■ **GIVEN RECORDS**:
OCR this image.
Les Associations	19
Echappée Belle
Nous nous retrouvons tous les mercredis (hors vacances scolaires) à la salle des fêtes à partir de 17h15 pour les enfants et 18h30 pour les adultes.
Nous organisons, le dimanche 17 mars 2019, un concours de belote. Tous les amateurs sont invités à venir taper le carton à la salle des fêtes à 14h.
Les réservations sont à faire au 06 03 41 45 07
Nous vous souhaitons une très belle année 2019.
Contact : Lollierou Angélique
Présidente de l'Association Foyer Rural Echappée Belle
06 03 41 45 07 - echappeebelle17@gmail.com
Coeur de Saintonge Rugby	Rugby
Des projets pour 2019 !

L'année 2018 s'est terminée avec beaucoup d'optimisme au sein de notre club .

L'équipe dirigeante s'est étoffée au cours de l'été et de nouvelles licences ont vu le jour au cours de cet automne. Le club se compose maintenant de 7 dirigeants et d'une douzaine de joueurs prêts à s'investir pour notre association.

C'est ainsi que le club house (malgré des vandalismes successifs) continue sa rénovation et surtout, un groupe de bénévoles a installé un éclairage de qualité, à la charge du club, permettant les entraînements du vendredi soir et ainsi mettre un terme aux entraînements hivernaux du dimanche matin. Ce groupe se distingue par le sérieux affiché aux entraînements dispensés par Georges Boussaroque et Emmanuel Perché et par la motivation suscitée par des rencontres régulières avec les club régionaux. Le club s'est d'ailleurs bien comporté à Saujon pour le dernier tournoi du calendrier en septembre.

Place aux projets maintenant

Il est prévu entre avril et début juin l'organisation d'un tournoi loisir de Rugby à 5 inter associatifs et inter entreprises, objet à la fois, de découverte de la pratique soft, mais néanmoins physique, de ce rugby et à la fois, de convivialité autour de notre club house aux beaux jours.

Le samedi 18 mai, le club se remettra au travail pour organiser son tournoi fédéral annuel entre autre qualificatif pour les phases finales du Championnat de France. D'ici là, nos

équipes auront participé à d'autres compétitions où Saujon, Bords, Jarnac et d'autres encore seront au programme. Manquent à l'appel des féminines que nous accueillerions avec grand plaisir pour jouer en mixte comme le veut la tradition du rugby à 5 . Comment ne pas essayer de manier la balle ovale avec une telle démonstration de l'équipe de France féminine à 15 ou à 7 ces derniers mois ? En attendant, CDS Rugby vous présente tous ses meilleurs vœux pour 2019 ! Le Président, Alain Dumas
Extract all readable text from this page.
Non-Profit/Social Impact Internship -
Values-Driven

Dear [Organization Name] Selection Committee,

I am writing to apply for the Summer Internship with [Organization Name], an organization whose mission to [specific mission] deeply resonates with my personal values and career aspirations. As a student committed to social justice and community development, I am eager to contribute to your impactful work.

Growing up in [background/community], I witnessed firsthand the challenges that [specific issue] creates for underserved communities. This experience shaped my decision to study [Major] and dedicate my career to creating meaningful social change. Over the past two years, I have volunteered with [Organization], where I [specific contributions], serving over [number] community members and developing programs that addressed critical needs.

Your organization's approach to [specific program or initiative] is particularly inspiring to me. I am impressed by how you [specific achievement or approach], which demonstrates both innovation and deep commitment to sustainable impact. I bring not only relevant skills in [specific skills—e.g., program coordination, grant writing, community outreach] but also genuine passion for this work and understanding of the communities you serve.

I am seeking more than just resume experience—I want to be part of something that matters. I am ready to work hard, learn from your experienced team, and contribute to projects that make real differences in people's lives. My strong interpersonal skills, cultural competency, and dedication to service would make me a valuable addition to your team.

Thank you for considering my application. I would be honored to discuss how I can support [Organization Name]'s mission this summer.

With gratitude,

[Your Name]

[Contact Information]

■ **AIM**:
From the records above, pull out each line that has "writing".

■ **EXPECTED OUTPUT**:
I am writing to apply for the Summer Internship with [Organization Name], an organization whose mission to [specific mission] deeply resonates with my personal values and career aspirations. As a student committed to social justice and community development, I am eager to contribute to your impactful work.
Your organization's approach to [specific program or initiative] is particularly inspiring to me. I am impressed by how you [specific achievement or approach], which demonstrates both innovation and deep commitment to sustainable impact. I bring not only relevant skills in [specific skills—e.g., program coordination, grant writing, community outreach] but also genuine passion for this work and understanding of the communities you serve.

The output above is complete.